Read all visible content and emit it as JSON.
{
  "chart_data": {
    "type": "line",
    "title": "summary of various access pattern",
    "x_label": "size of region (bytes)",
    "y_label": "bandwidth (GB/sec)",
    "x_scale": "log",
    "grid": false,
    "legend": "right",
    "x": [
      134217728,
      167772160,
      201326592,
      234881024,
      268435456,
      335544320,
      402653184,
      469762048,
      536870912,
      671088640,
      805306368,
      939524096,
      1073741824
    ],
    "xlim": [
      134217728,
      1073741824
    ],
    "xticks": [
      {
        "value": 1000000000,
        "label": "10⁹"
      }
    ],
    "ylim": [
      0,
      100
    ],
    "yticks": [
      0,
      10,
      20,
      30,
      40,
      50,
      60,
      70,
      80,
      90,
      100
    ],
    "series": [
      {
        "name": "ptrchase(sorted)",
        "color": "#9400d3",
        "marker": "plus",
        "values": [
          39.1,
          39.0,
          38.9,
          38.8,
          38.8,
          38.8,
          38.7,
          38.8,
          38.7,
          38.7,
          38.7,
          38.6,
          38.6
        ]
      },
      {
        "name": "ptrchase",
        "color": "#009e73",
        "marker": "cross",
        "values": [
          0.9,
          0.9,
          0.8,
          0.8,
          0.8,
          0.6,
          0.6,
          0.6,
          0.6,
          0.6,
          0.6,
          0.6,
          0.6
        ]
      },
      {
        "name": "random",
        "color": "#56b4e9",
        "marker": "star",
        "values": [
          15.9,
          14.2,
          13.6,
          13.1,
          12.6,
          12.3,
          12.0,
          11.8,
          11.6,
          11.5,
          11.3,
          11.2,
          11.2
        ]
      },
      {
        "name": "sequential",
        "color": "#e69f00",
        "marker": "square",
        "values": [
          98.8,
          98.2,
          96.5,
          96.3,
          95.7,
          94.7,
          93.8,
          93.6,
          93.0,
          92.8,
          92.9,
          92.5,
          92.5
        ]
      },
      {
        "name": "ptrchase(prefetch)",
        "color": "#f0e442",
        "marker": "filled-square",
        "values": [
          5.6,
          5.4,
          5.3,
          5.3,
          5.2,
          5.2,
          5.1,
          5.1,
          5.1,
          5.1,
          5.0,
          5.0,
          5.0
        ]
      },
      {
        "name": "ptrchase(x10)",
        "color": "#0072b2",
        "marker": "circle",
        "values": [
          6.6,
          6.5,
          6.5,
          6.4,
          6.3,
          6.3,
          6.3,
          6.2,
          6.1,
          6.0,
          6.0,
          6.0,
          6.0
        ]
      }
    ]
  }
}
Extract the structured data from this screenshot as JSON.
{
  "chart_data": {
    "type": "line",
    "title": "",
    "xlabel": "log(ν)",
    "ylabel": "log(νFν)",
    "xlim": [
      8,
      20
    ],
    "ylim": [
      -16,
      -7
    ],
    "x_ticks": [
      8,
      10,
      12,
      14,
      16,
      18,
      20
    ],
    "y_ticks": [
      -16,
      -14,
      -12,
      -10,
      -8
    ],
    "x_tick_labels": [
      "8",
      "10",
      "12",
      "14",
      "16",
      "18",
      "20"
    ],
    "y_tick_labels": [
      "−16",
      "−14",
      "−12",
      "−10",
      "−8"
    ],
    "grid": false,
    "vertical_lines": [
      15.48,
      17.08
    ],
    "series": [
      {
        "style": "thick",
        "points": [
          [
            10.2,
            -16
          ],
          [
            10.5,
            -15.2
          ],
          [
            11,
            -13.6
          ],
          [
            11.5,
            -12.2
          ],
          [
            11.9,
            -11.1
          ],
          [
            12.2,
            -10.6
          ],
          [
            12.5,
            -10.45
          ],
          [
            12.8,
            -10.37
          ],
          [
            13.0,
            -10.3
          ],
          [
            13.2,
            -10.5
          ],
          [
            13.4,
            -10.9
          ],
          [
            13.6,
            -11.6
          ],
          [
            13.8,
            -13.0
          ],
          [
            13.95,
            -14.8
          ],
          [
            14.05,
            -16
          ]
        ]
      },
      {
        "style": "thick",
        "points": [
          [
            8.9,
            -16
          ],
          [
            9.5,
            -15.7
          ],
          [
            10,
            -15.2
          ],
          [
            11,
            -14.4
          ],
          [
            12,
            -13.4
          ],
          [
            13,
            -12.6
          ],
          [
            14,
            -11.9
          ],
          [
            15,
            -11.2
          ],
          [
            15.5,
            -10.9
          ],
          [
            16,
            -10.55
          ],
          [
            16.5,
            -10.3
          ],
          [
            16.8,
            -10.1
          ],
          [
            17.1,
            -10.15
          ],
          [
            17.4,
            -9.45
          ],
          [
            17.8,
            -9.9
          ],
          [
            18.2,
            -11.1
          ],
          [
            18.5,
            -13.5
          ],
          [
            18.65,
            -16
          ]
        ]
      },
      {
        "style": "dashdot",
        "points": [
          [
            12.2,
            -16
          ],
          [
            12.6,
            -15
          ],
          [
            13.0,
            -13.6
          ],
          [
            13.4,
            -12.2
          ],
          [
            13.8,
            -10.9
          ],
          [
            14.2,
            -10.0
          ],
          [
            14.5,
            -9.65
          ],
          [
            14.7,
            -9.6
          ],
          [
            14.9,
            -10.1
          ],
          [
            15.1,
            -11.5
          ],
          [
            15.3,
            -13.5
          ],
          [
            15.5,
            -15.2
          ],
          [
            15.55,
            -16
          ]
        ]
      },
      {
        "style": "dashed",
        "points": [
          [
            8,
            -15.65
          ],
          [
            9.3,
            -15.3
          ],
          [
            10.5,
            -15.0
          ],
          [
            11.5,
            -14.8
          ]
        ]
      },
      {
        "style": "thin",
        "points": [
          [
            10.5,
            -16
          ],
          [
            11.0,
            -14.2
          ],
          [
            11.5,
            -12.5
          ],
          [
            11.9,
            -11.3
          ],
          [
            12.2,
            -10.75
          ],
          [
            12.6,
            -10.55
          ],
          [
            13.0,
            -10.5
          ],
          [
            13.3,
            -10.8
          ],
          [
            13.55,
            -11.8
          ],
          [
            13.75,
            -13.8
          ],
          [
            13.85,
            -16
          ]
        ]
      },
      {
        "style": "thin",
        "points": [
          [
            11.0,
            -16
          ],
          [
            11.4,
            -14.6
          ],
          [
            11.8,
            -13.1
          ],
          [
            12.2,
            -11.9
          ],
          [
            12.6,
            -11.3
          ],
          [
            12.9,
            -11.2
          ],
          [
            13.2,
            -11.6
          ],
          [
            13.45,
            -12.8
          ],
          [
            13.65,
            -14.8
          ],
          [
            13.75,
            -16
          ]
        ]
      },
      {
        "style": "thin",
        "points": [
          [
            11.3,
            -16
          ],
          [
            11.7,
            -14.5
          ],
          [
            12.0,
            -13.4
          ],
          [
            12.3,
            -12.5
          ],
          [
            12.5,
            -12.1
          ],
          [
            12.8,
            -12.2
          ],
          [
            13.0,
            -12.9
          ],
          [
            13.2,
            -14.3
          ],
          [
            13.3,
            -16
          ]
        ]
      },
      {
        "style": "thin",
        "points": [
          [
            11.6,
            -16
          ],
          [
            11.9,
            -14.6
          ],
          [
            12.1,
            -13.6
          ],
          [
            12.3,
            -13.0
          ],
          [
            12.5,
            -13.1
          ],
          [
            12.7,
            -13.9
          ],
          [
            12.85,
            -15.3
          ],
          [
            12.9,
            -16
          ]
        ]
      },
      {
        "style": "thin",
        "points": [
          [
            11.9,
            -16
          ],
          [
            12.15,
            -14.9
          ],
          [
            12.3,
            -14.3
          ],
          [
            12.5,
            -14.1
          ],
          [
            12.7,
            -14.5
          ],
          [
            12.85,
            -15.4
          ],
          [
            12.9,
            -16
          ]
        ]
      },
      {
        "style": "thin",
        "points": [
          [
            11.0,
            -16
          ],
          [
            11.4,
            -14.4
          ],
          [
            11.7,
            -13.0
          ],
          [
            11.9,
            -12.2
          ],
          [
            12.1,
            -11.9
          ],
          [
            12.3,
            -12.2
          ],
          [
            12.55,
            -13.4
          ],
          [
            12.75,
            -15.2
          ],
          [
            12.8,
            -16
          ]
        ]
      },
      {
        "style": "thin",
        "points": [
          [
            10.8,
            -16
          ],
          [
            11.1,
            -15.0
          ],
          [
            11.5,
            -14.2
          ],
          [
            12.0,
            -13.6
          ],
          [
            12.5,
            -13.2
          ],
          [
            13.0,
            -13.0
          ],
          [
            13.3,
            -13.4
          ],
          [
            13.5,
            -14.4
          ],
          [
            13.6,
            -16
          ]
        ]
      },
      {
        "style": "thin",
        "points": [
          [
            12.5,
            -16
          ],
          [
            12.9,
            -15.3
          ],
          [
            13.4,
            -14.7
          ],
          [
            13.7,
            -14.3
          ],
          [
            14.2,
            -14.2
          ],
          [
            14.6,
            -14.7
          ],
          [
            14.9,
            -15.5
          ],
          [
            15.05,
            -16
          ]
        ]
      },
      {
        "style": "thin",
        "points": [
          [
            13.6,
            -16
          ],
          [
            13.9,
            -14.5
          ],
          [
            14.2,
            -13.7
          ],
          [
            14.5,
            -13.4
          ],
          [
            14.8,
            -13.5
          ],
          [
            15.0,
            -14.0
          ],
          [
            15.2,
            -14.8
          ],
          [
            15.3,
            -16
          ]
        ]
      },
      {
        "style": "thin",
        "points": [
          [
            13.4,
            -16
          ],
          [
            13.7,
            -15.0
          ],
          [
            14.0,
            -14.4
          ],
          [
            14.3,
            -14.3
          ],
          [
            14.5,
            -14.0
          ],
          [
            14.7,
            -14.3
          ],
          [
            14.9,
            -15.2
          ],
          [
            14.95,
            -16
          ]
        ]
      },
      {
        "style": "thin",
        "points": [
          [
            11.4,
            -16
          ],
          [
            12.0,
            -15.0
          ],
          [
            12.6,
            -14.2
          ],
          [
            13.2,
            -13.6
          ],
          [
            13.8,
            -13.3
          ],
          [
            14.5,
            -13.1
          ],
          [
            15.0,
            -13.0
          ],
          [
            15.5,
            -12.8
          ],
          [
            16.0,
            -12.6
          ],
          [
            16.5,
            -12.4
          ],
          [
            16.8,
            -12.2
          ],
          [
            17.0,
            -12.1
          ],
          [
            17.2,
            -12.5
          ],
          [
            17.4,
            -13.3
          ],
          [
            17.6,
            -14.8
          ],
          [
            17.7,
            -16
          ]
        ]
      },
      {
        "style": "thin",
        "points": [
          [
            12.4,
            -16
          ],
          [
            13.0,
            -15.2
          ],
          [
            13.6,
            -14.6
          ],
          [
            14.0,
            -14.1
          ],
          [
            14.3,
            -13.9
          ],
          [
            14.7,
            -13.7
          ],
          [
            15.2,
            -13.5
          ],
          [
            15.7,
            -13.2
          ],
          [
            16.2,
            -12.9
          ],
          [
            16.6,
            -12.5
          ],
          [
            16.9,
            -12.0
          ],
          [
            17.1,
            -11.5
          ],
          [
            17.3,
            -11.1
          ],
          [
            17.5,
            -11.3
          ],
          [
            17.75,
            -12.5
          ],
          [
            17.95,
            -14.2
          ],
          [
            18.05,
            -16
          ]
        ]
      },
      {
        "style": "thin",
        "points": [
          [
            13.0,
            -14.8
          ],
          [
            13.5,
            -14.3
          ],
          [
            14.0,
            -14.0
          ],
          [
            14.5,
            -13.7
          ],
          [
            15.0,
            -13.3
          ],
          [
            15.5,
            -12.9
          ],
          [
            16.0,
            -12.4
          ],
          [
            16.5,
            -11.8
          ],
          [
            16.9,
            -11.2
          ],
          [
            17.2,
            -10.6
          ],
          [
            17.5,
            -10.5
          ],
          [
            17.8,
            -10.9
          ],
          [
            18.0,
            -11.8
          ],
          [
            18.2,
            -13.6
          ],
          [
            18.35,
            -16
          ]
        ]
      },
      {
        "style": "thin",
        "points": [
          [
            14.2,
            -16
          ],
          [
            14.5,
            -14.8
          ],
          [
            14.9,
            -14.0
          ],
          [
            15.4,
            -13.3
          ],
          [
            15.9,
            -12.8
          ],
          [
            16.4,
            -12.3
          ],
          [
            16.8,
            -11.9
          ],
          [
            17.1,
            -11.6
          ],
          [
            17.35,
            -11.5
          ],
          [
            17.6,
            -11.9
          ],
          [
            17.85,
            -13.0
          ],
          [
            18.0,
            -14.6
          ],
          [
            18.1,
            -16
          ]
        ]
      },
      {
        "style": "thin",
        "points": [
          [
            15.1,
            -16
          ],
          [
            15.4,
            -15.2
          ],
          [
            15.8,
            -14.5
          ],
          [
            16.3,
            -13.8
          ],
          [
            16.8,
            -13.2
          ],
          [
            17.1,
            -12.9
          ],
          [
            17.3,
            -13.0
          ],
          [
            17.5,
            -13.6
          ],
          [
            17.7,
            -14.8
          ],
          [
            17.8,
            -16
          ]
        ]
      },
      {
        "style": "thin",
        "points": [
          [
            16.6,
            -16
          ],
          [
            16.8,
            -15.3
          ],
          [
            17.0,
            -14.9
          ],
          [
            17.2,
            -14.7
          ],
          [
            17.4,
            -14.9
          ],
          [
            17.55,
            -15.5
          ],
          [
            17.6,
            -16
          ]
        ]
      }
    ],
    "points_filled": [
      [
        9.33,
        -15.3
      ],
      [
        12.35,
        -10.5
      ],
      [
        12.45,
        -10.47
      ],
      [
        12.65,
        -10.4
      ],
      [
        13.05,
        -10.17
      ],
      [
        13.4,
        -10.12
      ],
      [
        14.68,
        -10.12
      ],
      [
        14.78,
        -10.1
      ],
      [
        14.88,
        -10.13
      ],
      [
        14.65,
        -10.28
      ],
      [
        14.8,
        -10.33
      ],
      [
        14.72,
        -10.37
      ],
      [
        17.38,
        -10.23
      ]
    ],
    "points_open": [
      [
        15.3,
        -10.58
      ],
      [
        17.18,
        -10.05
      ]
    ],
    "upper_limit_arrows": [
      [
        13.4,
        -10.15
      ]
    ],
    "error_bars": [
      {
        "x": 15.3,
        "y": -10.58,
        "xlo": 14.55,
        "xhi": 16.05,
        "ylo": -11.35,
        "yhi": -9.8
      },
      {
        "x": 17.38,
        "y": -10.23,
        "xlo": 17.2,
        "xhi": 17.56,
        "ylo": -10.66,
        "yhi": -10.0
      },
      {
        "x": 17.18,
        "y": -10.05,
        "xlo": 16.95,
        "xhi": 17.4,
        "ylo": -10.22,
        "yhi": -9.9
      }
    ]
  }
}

• [AIM OF THE TASK]: List every line from the entries above in which "name" appears.

• [SOLUTION]:
        "name": "ptrchase(sorted)",
        "name": "ptrchase",
        "name": "random",
        "name": "sequential",
        "name": "ptrchase(prefetch)",
        "name": "ptrchase(x10)",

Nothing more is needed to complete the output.